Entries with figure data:

——

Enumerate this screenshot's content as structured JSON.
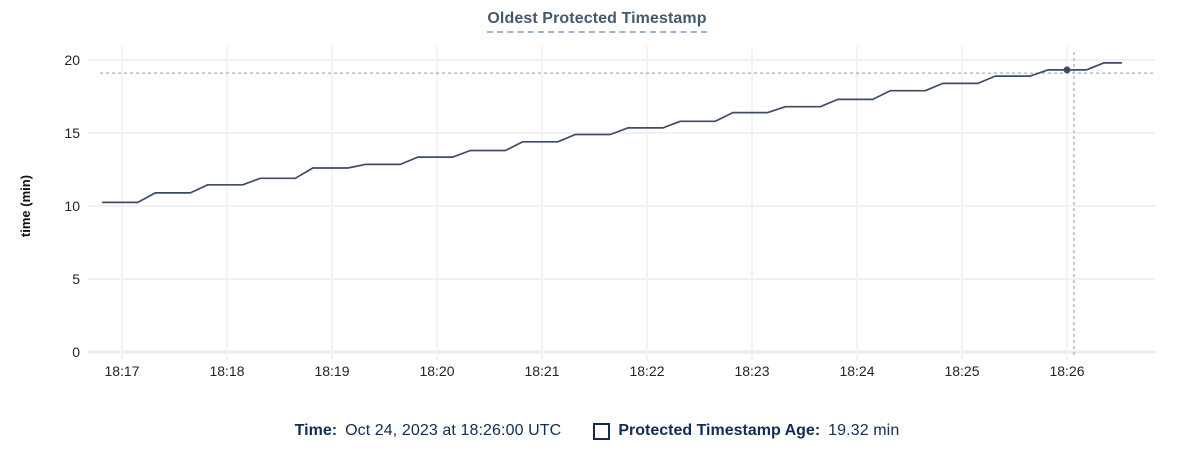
{
  "title": "Oldest Protected Timestamp",
  "footer": {
    "time_label": "Time:",
    "time_value": "Oct 24, 2023 at 18:26:00 UTC",
    "series_label": "Protected Timestamp Age:",
    "series_value": "19.32 min"
  },
  "colors": {
    "title": "#475872",
    "line": "#3d4c66",
    "dot": "#3d4c66",
    "tick_text": "#1f2228",
    "axis_label": "#111111",
    "grid": "#f1f1f1",
    "grid_vertical": "#f3f3f3",
    "baseline": "#ebebeb",
    "crosshair": "#a0b3bc",
    "footer_text": "#122c54"
  },
  "chart_data": {
    "type": "line",
    "title": "Oldest Protected Timestamp",
    "xlabel": "",
    "ylabel": "time (min)",
    "ylim": [
      0,
      20
    ],
    "y_ticks": [
      0,
      5,
      10,
      15,
      20
    ],
    "x_ticks": [
      "18:17",
      "18:18",
      "18:19",
      "18:20",
      "18:21",
      "18:22",
      "18:23",
      "18:24",
      "18:25",
      "18:26"
    ],
    "x_range": [
      "18:16:49",
      "18:26:31"
    ],
    "grid": true,
    "legend_position": "bottom",
    "series": [
      {
        "name": "Protected Timestamp Age",
        "unit": "min",
        "points": [
          [
            "18:16:49",
            10.25
          ],
          [
            "18:17:09",
            10.25
          ],
          [
            "18:17:19",
            10.9
          ],
          [
            "18:17:39",
            10.9
          ],
          [
            "18:17:49",
            11.45
          ],
          [
            "18:18:09",
            11.45
          ],
          [
            "18:18:19",
            11.9
          ],
          [
            "18:18:39",
            11.9
          ],
          [
            "18:18:49",
            12.6
          ],
          [
            "18:19:09",
            12.6
          ],
          [
            "18:19:19",
            12.85
          ],
          [
            "18:19:39",
            12.85
          ],
          [
            "18:19:49",
            13.35
          ],
          [
            "18:20:09",
            13.35
          ],
          [
            "18:20:19",
            13.8
          ],
          [
            "18:20:39",
            13.8
          ],
          [
            "18:20:49",
            14.4
          ],
          [
            "18:21:09",
            14.4
          ],
          [
            "18:21:19",
            14.9
          ],
          [
            "18:21:39",
            14.9
          ],
          [
            "18:21:49",
            15.35
          ],
          [
            "18:22:09",
            15.35
          ],
          [
            "18:22:19",
            15.8
          ],
          [
            "18:22:39",
            15.8
          ],
          [
            "18:22:49",
            16.4
          ],
          [
            "18:23:09",
            16.4
          ],
          [
            "18:23:19",
            16.8
          ],
          [
            "18:23:39",
            16.8
          ],
          [
            "18:23:49",
            17.3
          ],
          [
            "18:24:09",
            17.3
          ],
          [
            "18:24:19",
            17.9
          ],
          [
            "18:24:39",
            17.9
          ],
          [
            "18:24:49",
            18.4
          ],
          [
            "18:25:09",
            18.4
          ],
          [
            "18:25:19",
            18.9
          ],
          [
            "18:25:39",
            18.9
          ],
          [
            "18:25:49",
            19.32
          ],
          [
            "18:26:11",
            19.32
          ],
          [
            "18:26:21",
            19.8
          ],
          [
            "18:26:31",
            19.8
          ]
        ]
      }
    ],
    "hover": {
      "point_time": "18:26:00",
      "point_value": 19.32,
      "crosshair_time": "18:26:04",
      "crosshair_value": 19.1
    }
  }
}
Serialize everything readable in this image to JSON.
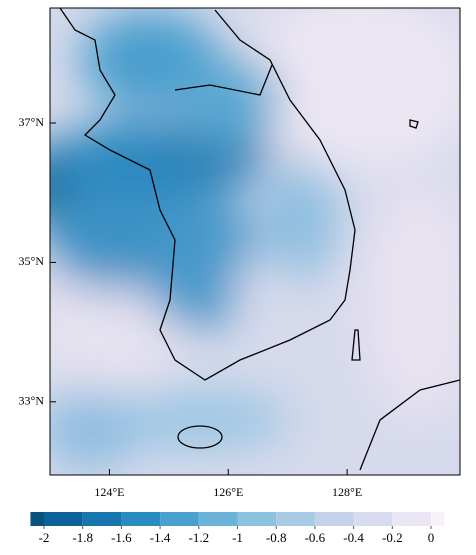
{
  "map": {
    "xlim": [
      123,
      129.9
    ],
    "ylim": [
      31.95,
      38.65
    ],
    "xticks": [
      {
        "value": 124,
        "label": "124°E"
      },
      {
        "value": 126,
        "label": "126°E"
      },
      {
        "value": 128,
        "label": "128°E"
      }
    ],
    "yticks": [
      {
        "value": 33,
        "label": "33°N"
      },
      {
        "value": 35,
        "label": "35°N"
      },
      {
        "value": 37,
        "label": "37°N"
      }
    ]
  },
  "colorbar": {
    "ticks": [
      -2,
      -1.8,
      -1.6,
      -1.4,
      -1.2,
      -1,
      -0.8,
      -0.6,
      -0.4,
      -0.2,
      0
    ],
    "colors": [
      "#08527f",
      "#0b6399",
      "#1676ad",
      "#2a8bc0",
      "#4aa0cf",
      "#6bb3d9",
      "#8cc2e0",
      "#a8cbe5",
      "#c3d2ea",
      "#d9dcef",
      "#ebe6f3",
      "#f8f2f8"
    ]
  }
}
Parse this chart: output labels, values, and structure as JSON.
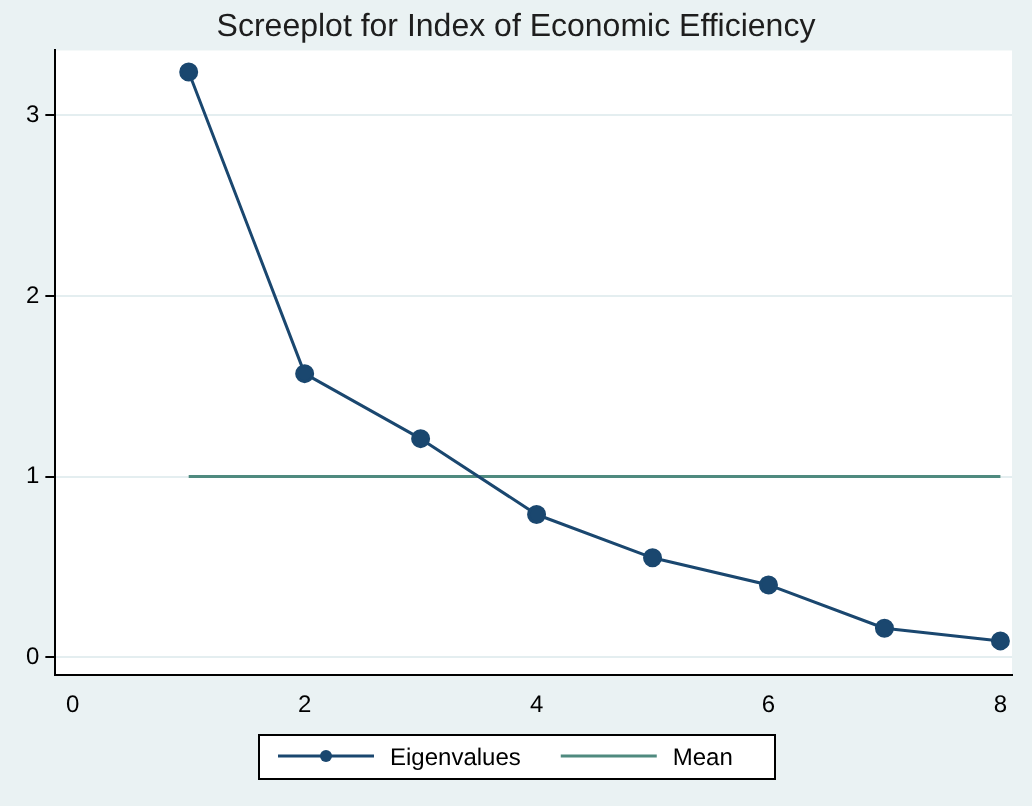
{
  "chart_data": {
    "type": "line",
    "title": "Screeplot for Index of Economic Efficiency",
    "x": [
      1,
      2,
      3,
      4,
      5,
      6,
      7,
      8
    ],
    "series": [
      {
        "name": "Eigenvalues",
        "color": "#1a476f",
        "marker": "circle",
        "values": [
          3.24,
          1.57,
          1.21,
          0.79,
          0.55,
          0.4,
          0.16,
          0.09
        ]
      },
      {
        "name": "Mean",
        "color": "#4f8a7f",
        "marker": "none",
        "values": [
          1,
          1,
          1,
          1,
          1,
          1,
          1,
          1
        ]
      }
    ],
    "xlim": [
      -0.15,
      8.1
    ],
    "xticks": [
      0,
      2,
      4,
      6,
      8
    ],
    "ylim": [
      -0.1,
      3.36
    ],
    "yticks": [
      0,
      1,
      2,
      3
    ],
    "grid": "y",
    "legend": "bottom"
  }
}
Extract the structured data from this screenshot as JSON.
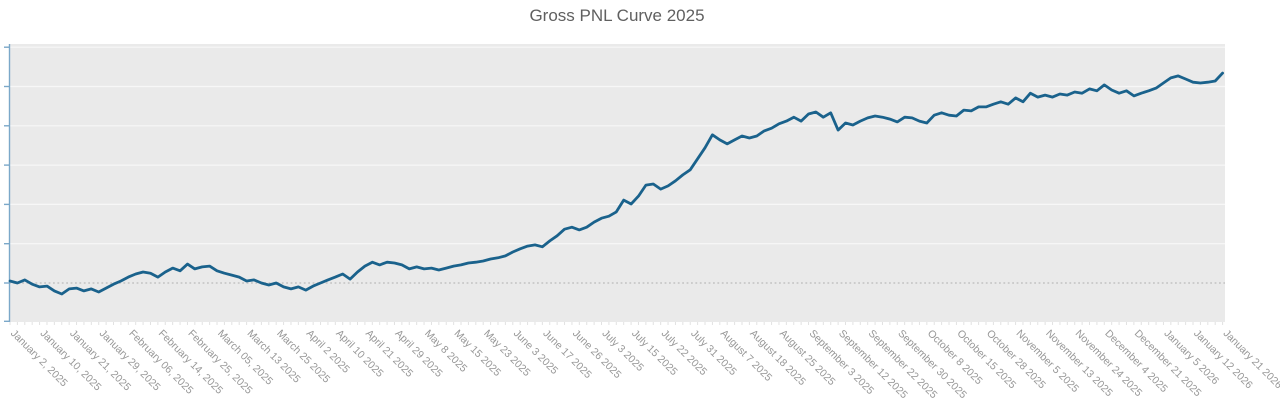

——

**Set exercise:** What comes back should match the records exactly, minus any pictures.

**Answer to this exercise:**
Enumerate this screenshot's content as structured JSON.
{
  "title": "Oldest Protected Timestamp",
  "footer": {
    "time_label": "Time:",
    "time_value": "Oct 24, 2023 at 18:26:00 UTC",
    "series_label": "Protected Timestamp Age:",
    "series_value": "19.32 min"
  },
  "colors": {
    "title": "#475872",
    "line": "#3d4c66",
    "dot": "#3d4c66",
    "tick_text": "#1f2228",
    "axis_label": "#111111",
    "grid": "#f1f1f1",
    "grid_vertical": "#f3f3f3",
    "baseline": "#ebebeb",
    "crosshair": "#a0b3bc",
    "footer_text": "#122c54"
  },
  "chart_data": {
    "type": "line",
    "title": "Oldest Protected Timestamp",
    "xlabel": "",
    "ylabel": "time (min)",
    "ylim": [
      0,
      20
    ],
    "y_ticks": [
      0,
      5,
      10,
      15,
      20
    ],
    "x_ticks": [
      "18:17",
      "18:18",
      "18:19",
      "18:20",
      "18:21",
      "18:22",
      "18:23",
      "18:24",
      "18:25",
      "18:26"
    ],
    "x_range": [
      "18:16:49",
      "18:26:31"
    ],
    "grid": true,
    "legend_position": "bottom",
    "series": [
      {
        "name": "Protected Timestamp Age",
        "unit": "min",
        "points": [
          [
            "18:16:49",
            10.25
          ],
          [
            "18:17:09",
            10.25
          ],
          [
            "18:17:19",
            10.9
          ],
          [
            "18:17:39",
            10.9
          ],
          [
            "18:17:49",
            11.45
          ],
          [
            "18:18:09",
            11.45
          ],
          [
            "18:18:19",
            11.9
          ],
          [
            "18:18:39",
            11.9
          ],
          [
            "18:18:49",
            12.6
          ],
          [
            "18:19:09",
            12.6
          ],
          [
            "18:19:19",
            12.85
          ],
          [
            "18:19:39",
            12.85
          ],
          [
            "18:19:49",
            13.35
          ],
          [
            "18:20:09",
            13.35
          ],
          [
            "18:20:19",
            13.8
          ],
          [
            "18:20:39",
            13.8
          ],
          [
            "18:20:49",
            14.4
          ],
          [
            "18:21:09",
            14.4
          ],
          [
            "18:21:19",
            14.9
          ],
          [
            "18:21:39",
            14.9
          ],
          [
            "18:21:49",
            15.35
          ],
          [
            "18:22:09",
            15.35
          ],
          [
            "18:22:19",
            15.8
          ],
          [
            "18:22:39",
            15.8
          ],
          [
            "18:22:49",
            16.4
          ],
          [
            "18:23:09",
            16.4
          ],
          [
            "18:23:19",
            16.8
          ],
          [
            "18:23:39",
            16.8
          ],
          [
            "18:23:49",
            17.3
          ],
          [
            "18:24:09",
            17.3
          ],
          [
            "18:24:19",
            17.9
          ],
          [
            "18:24:39",
            17.9
          ],
          [
            "18:24:49",
            18.4
          ],
          [
            "18:25:09",
            18.4
          ],
          [
            "18:25:19",
            18.9
          ],
          [
            "18:25:39",
            18.9
          ],
          [
            "18:25:49",
            19.32
          ],
          [
            "18:26:11",
            19.32
          ],
          [
            "18:26:21",
            19.8
          ],
          [
            "18:26:31",
            19.8
          ]
        ]
      }
    ],
    "hover": {
      "point_time": "18:26:00",
      "point_value": 19.32,
      "crosshair_time": "18:26:04",
      "crosshair_value": 19.1
    }
  }
}
Serialize everything readable in this image to JSON.
{
  "map": {
    "xlim": [
      123,
      129.9
    ],
    "ylim": [
      31.95,
      38.65
    ],
    "xticks": [
      {
        "value": 124,
        "label": "124°E"
      },
      {
        "value": 126,
        "label": "126°E"
      },
      {
        "value": 128,
        "label": "128°E"
      }
    ],
    "yticks": [
      {
        "value": 33,
        "label": "33°N"
      },
      {
        "value": 35,
        "label": "35°N"
      },
      {
        "value": 37,
        "label": "37°N"
      }
    ]
  },
  "colorbar": {
    "ticks": [
      -2,
      -1.8,
      -1.6,
      -1.4,
      -1.2,
      -1,
      -0.8,
      -0.6,
      -0.4,
      -0.2,
      0
    ],
    "colors": [
      "#08527f",
      "#0b6399",
      "#1676ad",
      "#2a8bc0",
      "#4aa0cf",
      "#6bb3d9",
      "#8cc2e0",
      "#a8cbe5",
      "#c3d2ea",
      "#d9dcef",
      "#ebe6f3",
      "#f8f2f8"
    ]
  }
}
Parse this chart: output labels, values, and structure as JSON.
{
  "chart_data": {
    "type": "line",
    "title": "Screeplot for Index of Economic Efficiency",
    "x": [
      1,
      2,
      3,
      4,
      5,
      6,
      7,
      8
    ],
    "series": [
      {
        "name": "Eigenvalues",
        "color": "#1a476f",
        "marker": "circle",
        "values": [
          3.24,
          1.57,
          1.21,
          0.79,
          0.55,
          0.4,
          0.16,
          0.09
        ]
      },
      {
        "name": "Mean",
        "color": "#4f8a7f",
        "marker": "none",
        "values": [
          1,
          1,
          1,
          1,
          1,
          1,
          1,
          1
        ]
      }
    ],
    "xlim": [
      -0.15,
      8.1
    ],
    "xticks": [
      0,
      2,
      4,
      6,
      8
    ],
    "ylim": [
      -0.1,
      3.36
    ],
    "yticks": [
      0,
      1,
      2,
      3
    ],
    "grid": "y",
    "legend": "bottom"
  }
}
Extract the structured data from this screenshot as JSON.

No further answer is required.